[Start of Dataset records]

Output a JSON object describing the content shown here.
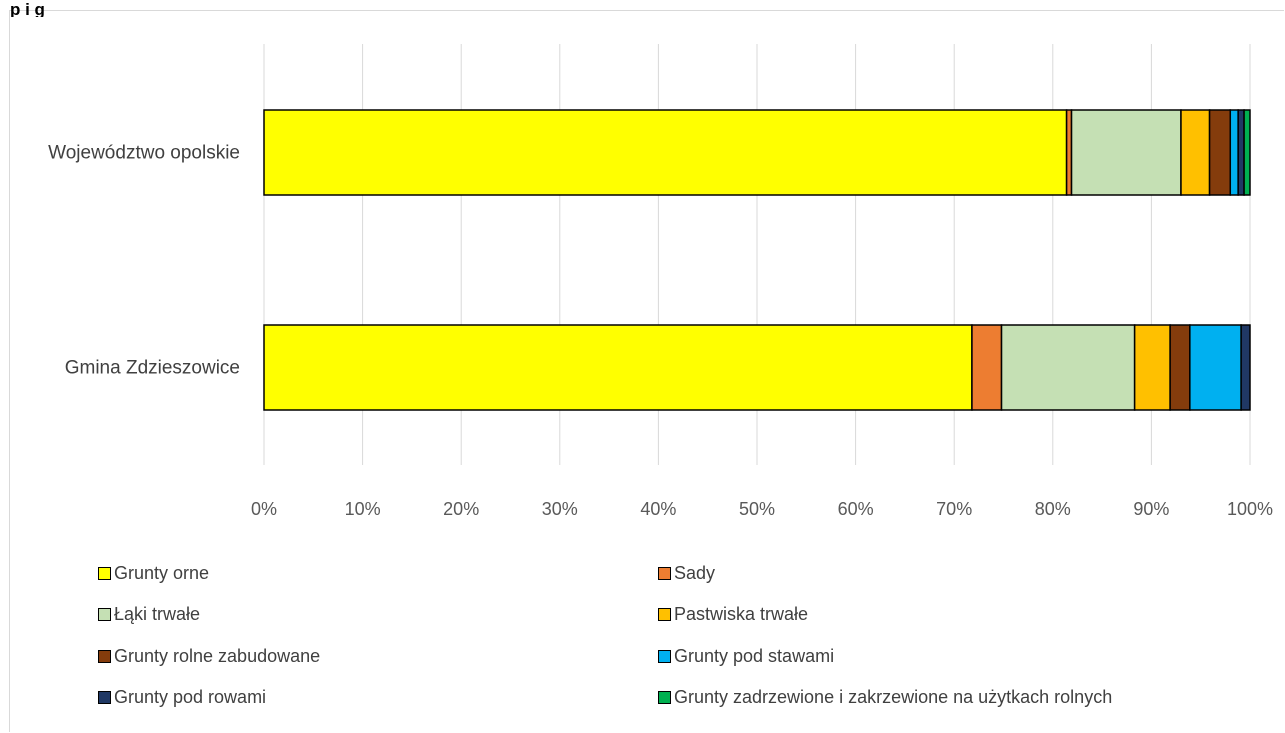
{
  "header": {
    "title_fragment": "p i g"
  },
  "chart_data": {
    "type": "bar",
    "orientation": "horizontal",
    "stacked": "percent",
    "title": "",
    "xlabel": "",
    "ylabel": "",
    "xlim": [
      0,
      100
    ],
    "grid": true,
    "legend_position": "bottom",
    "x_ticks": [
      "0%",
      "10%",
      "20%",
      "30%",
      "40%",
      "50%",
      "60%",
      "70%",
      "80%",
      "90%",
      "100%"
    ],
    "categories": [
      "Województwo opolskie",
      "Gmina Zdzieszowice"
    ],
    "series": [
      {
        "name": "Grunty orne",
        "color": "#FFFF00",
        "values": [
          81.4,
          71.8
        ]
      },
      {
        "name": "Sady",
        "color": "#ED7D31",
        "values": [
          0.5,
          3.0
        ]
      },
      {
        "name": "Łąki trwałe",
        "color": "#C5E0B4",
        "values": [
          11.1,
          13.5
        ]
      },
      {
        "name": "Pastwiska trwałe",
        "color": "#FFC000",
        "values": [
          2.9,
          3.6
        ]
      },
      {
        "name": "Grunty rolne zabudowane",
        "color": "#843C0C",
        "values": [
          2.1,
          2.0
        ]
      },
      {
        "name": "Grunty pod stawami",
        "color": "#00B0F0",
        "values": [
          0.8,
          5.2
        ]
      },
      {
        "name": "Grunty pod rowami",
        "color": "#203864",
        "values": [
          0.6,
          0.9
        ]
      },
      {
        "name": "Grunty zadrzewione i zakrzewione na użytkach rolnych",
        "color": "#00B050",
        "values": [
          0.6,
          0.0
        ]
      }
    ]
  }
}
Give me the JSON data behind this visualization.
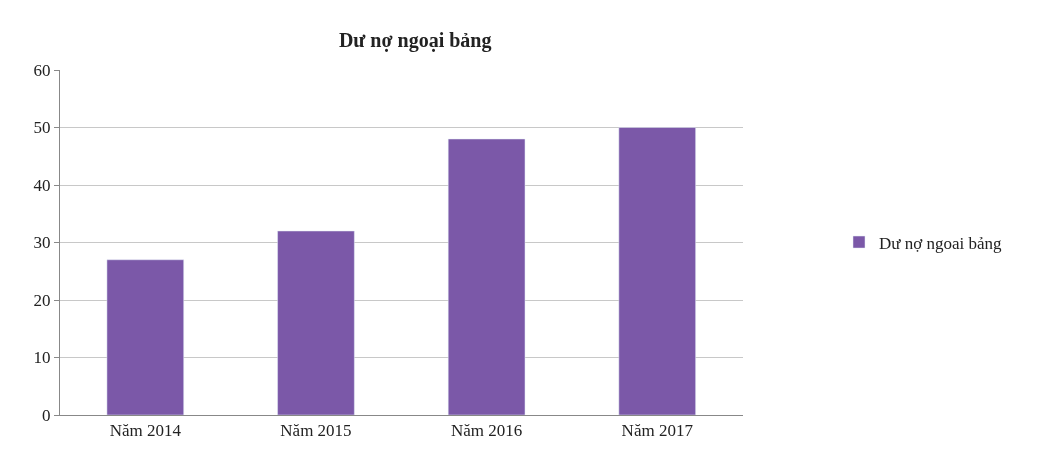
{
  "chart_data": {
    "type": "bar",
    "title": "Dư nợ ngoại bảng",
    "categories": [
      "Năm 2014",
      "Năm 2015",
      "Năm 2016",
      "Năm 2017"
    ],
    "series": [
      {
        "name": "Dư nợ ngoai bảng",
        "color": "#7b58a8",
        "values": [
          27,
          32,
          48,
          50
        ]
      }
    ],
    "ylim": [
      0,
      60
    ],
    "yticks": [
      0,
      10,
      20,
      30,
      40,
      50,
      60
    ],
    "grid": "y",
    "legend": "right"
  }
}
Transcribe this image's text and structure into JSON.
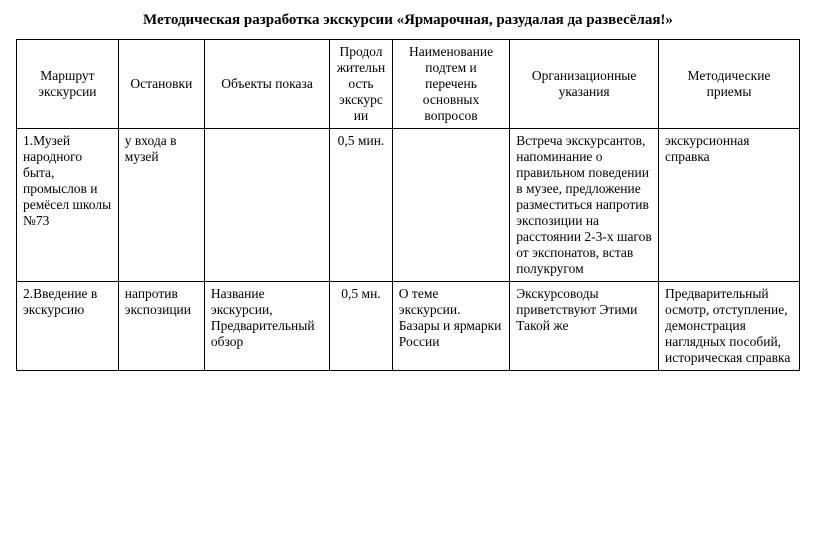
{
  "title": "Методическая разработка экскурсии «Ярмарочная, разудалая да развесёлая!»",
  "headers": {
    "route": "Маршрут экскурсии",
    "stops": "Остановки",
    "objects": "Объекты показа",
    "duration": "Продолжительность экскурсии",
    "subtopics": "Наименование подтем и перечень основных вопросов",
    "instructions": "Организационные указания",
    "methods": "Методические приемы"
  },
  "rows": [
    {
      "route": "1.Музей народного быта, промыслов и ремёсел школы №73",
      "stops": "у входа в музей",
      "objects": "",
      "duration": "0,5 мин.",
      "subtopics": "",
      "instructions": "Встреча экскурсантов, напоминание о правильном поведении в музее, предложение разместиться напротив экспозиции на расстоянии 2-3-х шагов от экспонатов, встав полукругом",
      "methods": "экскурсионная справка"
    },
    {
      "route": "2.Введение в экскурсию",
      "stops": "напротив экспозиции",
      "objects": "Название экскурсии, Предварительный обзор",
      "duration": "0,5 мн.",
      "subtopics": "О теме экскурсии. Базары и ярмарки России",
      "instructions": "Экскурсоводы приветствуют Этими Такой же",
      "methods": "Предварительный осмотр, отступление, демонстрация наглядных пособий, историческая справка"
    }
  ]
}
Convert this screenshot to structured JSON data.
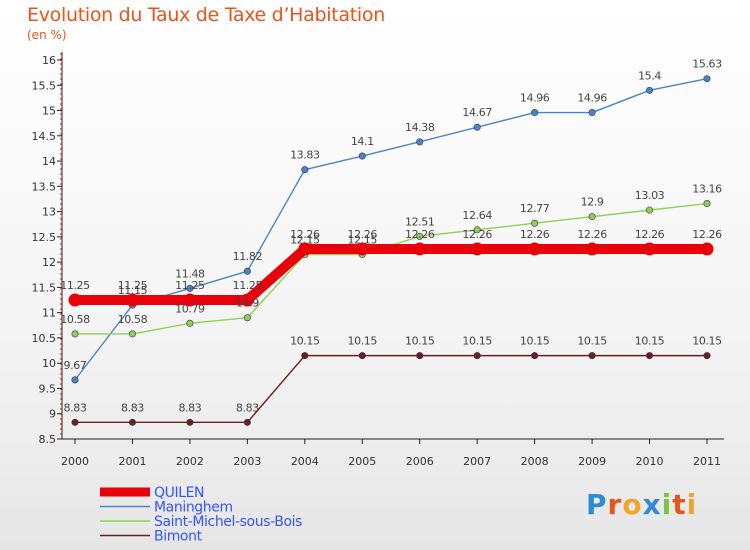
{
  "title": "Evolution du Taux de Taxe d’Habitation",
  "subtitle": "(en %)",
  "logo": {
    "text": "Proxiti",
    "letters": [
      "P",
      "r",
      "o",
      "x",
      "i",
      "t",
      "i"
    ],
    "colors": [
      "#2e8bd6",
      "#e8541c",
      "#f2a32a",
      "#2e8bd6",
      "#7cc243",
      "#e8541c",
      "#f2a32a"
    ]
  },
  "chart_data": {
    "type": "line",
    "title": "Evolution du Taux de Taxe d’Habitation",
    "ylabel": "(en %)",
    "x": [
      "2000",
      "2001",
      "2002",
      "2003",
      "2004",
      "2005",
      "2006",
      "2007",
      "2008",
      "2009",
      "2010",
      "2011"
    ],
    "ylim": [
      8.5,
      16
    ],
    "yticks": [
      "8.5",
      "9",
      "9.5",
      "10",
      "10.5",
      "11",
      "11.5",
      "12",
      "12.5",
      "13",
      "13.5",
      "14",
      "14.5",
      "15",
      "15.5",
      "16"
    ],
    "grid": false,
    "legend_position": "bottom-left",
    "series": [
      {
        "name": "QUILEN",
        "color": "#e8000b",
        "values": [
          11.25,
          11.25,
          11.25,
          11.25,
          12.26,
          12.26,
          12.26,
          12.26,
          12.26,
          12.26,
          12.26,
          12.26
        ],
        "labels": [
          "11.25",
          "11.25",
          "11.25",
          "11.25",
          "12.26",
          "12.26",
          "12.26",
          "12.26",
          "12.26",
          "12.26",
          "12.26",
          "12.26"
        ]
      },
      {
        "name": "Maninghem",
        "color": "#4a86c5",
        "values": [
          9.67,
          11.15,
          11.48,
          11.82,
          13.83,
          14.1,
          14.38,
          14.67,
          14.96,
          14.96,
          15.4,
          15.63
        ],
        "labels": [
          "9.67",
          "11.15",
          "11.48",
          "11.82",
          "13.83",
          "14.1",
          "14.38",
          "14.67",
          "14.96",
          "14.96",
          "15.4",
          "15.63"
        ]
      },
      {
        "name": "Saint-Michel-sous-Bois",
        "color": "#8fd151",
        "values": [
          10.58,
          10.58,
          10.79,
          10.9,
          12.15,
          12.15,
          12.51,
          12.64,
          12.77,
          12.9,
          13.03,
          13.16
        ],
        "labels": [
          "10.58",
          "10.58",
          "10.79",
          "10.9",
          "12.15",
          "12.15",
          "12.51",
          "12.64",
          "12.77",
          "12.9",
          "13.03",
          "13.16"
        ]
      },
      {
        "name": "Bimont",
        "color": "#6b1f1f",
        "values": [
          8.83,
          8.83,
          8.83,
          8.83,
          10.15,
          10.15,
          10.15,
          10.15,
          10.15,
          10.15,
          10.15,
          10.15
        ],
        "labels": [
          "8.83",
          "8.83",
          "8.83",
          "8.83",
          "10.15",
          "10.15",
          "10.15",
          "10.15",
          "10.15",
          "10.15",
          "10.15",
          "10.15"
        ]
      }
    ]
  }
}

[End of Dataset records]

### Given instruction
Each record above must be returned exactly as written, with its pictures omitted.

### Written response
Output a JSON object describing the content shown here.
{
  "header": {
    "title_fragment": "p i g"
  },
  "chart_data": {
    "type": "bar",
    "orientation": "horizontal",
    "stacked": "percent",
    "title": "",
    "xlabel": "",
    "ylabel": "",
    "xlim": [
      0,
      100
    ],
    "grid": true,
    "legend_position": "bottom",
    "x_ticks": [
      "0%",
      "10%",
      "20%",
      "30%",
      "40%",
      "50%",
      "60%",
      "70%",
      "80%",
      "90%",
      "100%"
    ],
    "categories": [
      "Województwo opolskie",
      "Gmina Zdzieszowice"
    ],
    "series": [
      {
        "name": "Grunty orne",
        "color": "#FFFF00",
        "values": [
          81.4,
          71.8
        ]
      },
      {
        "name": "Sady",
        "color": "#ED7D31",
        "values": [
          0.5,
          3.0
        ]
      },
      {
        "name": "Łąki trwałe",
        "color": "#C5E0B4",
        "values": [
          11.1,
          13.5
        ]
      },
      {
        "name": "Pastwiska trwałe",
        "color": "#FFC000",
        "values": [
          2.9,
          3.6
        ]
      },
      {
        "name": "Grunty rolne zabudowane",
        "color": "#843C0C",
        "values": [
          2.1,
          2.0
        ]
      },
      {
        "name": "Grunty pod stawami",
        "color": "#00B0F0",
        "values": [
          0.8,
          5.2
        ]
      },
      {
        "name": "Grunty pod rowami",
        "color": "#203864",
        "values": [
          0.6,
          0.9
        ]
      },
      {
        "name": "Grunty zadrzewione i zakrzewione na użytkach rolnych",
        "color": "#00B050",
        "values": [
          0.6,
          0.0
        ]
      }
    ]
  }
}
Give me the JSON data behind this visualization.
{
  "chart_data": {
    "type": "bar",
    "title": "Dư nợ ngoại bảng",
    "categories": [
      "Năm 2014",
      "Năm 2015",
      "Năm 2016",
      "Năm 2017"
    ],
    "series": [
      {
        "name": "Dư nợ ngoai bảng",
        "color": "#7b58a8",
        "values": [
          27,
          32,
          48,
          50
        ]
      }
    ],
    "ylim": [
      0,
      60
    ],
    "yticks": [
      0,
      10,
      20,
      30,
      40,
      50,
      60
    ],
    "grid": "y",
    "legend": "right"
  }
}
Transcribe this image's text and structure into JSON.
{
  "title": "Методическая разработка экскурсии «Ярмарочная, разудалая да развесёлая!»",
  "headers": {
    "route": "Маршрут экскурсии",
    "stops": "Остановки",
    "objects": "Объекты показа",
    "duration": "Продолжительность экскурсии",
    "subtopics": "Наименование подтем и перечень основных вопросов",
    "instructions": "Организационные указания",
    "methods": "Методические приемы"
  },
  "rows": [
    {
      "route": "1.Музей народного быта, промыслов и ремёсел школы №73",
      "stops": "у входа в музей",
      "objects": "",
      "duration": "0,5 мин.",
      "subtopics": "",
      "instructions": "Встреча экскурсантов, напоминание о правильном поведении в музее, предложение разместиться напротив экспозиции на расстоянии 2-3-х шагов от экспонатов, встав полукругом",
      "methods": "экскурсионная справка"
    },
    {
      "route": "2.Введение в экскурсию",
      "stops": "напротив экспозиции",
      "objects": "Название экскурсии, Предварительный обзор",
      "duration": "0,5 мн.",
      "subtopics": "О теме экскурсии. Базары и ярмарки России",
      "instructions": "Экскурсоводы приветствуют Этими Такой же",
      "methods": "Предварительный осмотр, отступление, демонстрация наглядных пособий, историческая справка"
    }
  ]
}
Convert this screenshot to structured JSON data.
{
  "title": "Evolution du Taux de Taxe d’Habitation",
  "subtitle": "(en %)",
  "logo": {
    "text": "Proxiti",
    "letters": [
      "P",
      "r",
      "o",
      "x",
      "i",
      "t",
      "i"
    ],
    "colors": [
      "#2e8bd6",
      "#e8541c",
      "#f2a32a",
      "#2e8bd6",
      "#7cc243",
      "#e8541c",
      "#f2a32a"
    ]
  },
  "chart_data": {
    "type": "line",
    "title": "Evolution du Taux de Taxe d’Habitation",
    "ylabel": "(en %)",
    "x": [
      "2000",
      "2001",
      "2002",
      "2003",
      "2004",
      "2005",
      "2006",
      "2007",
      "2008",
      "2009",
      "2010",
      "2011"
    ],
    "ylim": [
      8.5,
      16
    ],
    "yticks": [
      "8.5",
      "9",
      "9.5",
      "10",
      "10.5",
      "11",
      "11.5",
      "12",
      "12.5",
      "13",
      "13.5",
      "14",
      "14.5",
      "15",
      "15.5",
      "16"
    ],
    "grid": false,
    "legend_position": "bottom-left",
    "series": [
      {
        "name": "QUILEN",
        "color": "#e8000b",
        "values": [
          11.25,
          11.25,
          11.25,
          11.25,
          12.26,
          12.26,
          12.26,
          12.26,
          12.26,
          12.26,
          12.26,
          12.26
        ],
        "labels": [
          "11.25",
          "11.25",
          "11.25",
          "11.25",
          "12.26",
          "12.26",
          "12.26",
          "12.26",
          "12.26",
          "12.26",
          "12.26",
          "12.26"
        ]
      },
      {
        "name": "Maninghem",
        "color": "#4a86c5",
        "values": [
          9.67,
          11.15,
          11.48,
          11.82,
          13.83,
          14.1,
          14.38,
          14.67,
          14.96,
          14.96,
          15.4,
          15.63
        ],
        "labels": [
          "9.67",
          "11.15",
          "11.48",
          "11.82",
          "13.83",
          "14.1",
          "14.38",
          "14.67",
          "14.96",
          "14.96",
          "15.4",
          "15.63"
        ]
      },
      {
        "name": "Saint-Michel-sous-Bois",
        "color": "#8fd151",
        "values": [
          10.58,
          10.58,
          10.79,
          10.9,
          12.15,
          12.15,
          12.51,
          12.64,
          12.77,
          12.9,
          13.03,
          13.16
        ],
        "labels": [
          "10.58",
          "10.58",
          "10.79",
          "10.9",
          "12.15",
          "12.15",
          "12.51",
          "12.64",
          "12.77",
          "12.9",
          "13.03",
          "13.16"
        ]
      },
      {
        "name": "Bimont",
        "color": "#6b1f1f",
        "values": [
          8.83,
          8.83,
          8.83,
          8.83,
          10.15,
          10.15,
          10.15,
          10.15,
          10.15,
          10.15,
          10.15,
          10.15
        ],
        "labels": [
          "8.83",
          "8.83",
          "8.83",
          "8.83",
          "10.15",
          "10.15",
          "10.15",
          "10.15",
          "10.15",
          "10.15",
          "10.15",
          "10.15"
        ]
      }
    ]
  }
}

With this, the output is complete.